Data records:
------------------------
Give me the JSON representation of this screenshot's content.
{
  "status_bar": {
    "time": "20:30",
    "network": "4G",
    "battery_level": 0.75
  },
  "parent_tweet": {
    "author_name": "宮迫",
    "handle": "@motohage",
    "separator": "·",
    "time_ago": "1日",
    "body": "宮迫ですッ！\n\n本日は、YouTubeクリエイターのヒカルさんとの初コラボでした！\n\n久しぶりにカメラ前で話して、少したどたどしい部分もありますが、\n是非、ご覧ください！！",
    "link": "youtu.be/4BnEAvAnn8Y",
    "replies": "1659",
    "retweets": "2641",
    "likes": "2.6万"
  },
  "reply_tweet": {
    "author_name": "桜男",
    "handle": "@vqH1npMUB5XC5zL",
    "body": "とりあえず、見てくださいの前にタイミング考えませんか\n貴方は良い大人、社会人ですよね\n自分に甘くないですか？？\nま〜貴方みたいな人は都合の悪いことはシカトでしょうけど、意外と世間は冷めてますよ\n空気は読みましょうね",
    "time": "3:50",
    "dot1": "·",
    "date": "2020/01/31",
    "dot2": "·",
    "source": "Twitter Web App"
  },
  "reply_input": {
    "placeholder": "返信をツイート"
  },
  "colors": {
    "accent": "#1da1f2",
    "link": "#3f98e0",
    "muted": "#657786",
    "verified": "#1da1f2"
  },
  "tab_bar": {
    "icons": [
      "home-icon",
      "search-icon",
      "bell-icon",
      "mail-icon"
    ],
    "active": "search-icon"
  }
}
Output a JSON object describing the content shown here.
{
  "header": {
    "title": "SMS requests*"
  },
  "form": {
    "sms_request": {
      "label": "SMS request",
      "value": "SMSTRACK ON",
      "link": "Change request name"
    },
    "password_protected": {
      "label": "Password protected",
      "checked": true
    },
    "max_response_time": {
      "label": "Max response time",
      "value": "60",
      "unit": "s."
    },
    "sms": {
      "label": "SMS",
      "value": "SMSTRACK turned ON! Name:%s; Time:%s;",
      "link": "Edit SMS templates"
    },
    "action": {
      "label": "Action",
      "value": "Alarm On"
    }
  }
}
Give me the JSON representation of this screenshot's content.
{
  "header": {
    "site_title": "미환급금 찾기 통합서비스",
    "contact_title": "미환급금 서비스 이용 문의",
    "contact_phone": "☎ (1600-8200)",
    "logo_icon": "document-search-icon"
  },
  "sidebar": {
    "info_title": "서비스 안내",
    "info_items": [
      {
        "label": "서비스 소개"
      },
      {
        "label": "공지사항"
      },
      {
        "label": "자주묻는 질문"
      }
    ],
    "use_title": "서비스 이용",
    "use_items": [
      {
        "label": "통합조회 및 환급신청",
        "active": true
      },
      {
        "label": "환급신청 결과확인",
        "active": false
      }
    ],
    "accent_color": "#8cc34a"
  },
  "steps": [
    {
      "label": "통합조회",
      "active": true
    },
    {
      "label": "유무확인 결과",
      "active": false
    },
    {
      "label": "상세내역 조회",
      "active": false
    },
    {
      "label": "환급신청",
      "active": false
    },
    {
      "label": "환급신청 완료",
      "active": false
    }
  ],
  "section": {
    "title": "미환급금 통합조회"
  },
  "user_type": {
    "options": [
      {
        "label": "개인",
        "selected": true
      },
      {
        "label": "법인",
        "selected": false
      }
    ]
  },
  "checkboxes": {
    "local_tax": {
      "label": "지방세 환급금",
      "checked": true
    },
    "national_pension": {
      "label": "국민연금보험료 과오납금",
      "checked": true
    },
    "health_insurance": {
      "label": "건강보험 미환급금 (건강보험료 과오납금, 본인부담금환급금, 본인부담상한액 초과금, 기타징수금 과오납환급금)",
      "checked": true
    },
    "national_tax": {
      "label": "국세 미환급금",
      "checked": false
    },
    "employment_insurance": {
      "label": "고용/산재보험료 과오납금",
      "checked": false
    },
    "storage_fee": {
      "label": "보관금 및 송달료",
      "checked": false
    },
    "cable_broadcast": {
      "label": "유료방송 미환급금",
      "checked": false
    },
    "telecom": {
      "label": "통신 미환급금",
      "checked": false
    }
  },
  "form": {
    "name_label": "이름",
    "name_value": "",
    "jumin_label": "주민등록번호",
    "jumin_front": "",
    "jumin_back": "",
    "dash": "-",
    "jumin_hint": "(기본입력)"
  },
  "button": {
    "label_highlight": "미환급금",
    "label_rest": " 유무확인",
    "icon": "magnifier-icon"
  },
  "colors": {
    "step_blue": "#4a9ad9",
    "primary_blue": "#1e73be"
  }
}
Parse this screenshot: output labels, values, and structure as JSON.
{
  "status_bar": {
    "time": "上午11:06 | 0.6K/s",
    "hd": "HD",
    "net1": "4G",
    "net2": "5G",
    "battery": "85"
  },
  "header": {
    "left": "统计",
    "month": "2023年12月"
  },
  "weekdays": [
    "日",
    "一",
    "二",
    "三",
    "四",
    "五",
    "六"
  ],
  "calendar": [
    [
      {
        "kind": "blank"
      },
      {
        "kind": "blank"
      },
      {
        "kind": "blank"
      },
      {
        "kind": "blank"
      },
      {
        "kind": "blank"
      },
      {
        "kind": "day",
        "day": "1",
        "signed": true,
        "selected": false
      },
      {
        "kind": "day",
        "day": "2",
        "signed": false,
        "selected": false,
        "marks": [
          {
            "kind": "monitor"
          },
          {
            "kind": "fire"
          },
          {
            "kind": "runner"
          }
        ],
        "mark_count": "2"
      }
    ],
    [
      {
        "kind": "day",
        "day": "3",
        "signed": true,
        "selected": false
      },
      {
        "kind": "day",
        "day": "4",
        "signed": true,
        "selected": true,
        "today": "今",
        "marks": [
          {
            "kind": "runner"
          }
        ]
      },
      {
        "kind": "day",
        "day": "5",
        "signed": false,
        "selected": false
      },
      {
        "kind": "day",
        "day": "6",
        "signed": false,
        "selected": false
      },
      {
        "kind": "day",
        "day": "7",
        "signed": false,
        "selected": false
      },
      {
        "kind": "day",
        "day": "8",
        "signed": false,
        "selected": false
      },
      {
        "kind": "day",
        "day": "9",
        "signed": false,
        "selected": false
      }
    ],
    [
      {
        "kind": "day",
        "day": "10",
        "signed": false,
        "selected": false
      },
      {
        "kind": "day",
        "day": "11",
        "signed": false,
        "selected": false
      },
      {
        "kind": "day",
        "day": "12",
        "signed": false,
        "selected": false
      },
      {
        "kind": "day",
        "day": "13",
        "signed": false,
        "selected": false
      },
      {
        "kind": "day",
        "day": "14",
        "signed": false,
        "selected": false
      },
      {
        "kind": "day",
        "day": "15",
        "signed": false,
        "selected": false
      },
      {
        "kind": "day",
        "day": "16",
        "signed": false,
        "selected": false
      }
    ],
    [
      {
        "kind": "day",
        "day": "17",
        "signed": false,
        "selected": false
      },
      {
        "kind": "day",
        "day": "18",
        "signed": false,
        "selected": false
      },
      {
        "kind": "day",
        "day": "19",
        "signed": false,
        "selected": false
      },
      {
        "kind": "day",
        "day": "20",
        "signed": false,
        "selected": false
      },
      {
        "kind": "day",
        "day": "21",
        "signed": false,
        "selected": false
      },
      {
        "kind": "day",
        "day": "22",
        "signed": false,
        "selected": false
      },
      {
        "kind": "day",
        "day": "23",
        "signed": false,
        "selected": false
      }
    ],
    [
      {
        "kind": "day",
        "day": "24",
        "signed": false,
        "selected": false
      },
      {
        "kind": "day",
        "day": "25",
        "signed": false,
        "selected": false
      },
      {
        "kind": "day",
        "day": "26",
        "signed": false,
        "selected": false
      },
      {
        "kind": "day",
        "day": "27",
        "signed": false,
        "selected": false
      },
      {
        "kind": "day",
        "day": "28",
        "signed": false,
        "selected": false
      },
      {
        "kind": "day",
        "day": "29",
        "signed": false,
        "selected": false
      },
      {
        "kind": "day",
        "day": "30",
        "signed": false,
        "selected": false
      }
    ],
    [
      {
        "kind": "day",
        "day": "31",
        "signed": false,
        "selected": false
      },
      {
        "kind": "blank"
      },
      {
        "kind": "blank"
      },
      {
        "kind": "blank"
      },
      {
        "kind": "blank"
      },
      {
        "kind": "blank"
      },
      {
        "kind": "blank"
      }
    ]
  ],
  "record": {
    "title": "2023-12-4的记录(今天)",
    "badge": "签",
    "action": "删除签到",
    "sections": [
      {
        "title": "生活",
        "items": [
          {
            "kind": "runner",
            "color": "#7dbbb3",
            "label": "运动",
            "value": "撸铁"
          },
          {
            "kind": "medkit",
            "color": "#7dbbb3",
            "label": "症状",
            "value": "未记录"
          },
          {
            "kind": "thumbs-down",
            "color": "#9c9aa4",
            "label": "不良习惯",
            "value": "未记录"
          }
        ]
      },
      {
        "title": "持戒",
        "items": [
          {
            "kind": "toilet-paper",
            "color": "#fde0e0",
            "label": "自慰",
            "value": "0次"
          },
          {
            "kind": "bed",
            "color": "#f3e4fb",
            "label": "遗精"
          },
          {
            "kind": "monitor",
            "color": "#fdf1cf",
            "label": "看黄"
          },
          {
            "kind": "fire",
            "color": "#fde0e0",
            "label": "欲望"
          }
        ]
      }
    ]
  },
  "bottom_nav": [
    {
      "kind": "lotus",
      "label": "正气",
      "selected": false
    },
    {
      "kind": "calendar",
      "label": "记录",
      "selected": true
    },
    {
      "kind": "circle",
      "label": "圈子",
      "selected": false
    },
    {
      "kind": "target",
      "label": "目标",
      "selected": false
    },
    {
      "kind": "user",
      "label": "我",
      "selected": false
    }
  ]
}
------------------------
Requirement.
Report how many lines in the data contain the word "SMSTRACK", with no words besides the number.

Answer below.
2